This is an ice cream recipe I’ve turned to for over twenty years. Part of the draw is the simplicity. The other part is the flavor. It’s just five ingredients churned into billowy, vanilla flecked ice cream with no refined sugar. The only sweetener is honey, use your favorite, it comes through wonderfully direct.
Honey Ice Cream: the Inspiration
I’ve long enjoyed cooking from Patricia Wells’ cookbooks. Her recipes strike a perfect balance of reliability, simplicity of ingredients, and deliciousness. I started making this honey ice cream when I spotted it in The Paris Cookbook twenty-plus years ago. I liked to make it for friends served with these ginger cookies, and it never rotated out of my repertoire.
The method: The recipe couldn’t be simpler. Heat all your ingredients in a saucepan and let them steep for an hour. Chill the mixture, pour it into your ice cream maker and let it run until your ice cream is the consistency of the above picture. I used to use a little, freeze-ahead Krups ice cream maker (it worked well for years!) and eventually upgraded to a Breville Smart Scoop.

■ DATASET SECTION ■

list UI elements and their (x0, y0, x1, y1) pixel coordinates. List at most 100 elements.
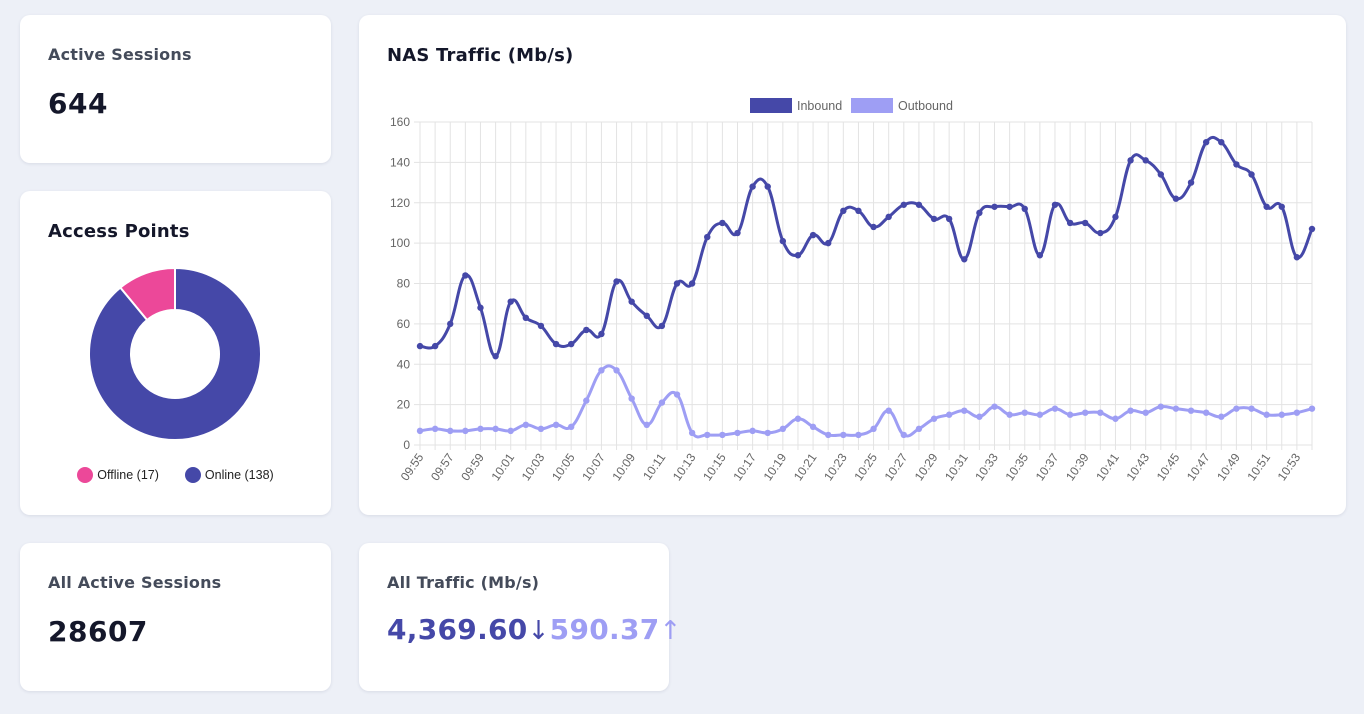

■ EXERCISE REQUIREMENTS ■
Reproduce the passage of the honey ice cream recipe word for word, starting at "Honey Ice Cream: the" and ending at "of my repertoire.".

■ PROBLEM SOLUTION ■
Honey Ice Cream: the Inspiration
I’ve long enjoyed cooking from Patricia Wells’ cookbooks. Her recipes strike a perfect balance of reliability, simplicity of ingredients, and deliciousness. I started making this honey ice cream when I spotted it in The Paris Cookbook twenty-plus years ago. I liked to make it for friends served with these ginger cookies, and it never rotated out of my repertoire.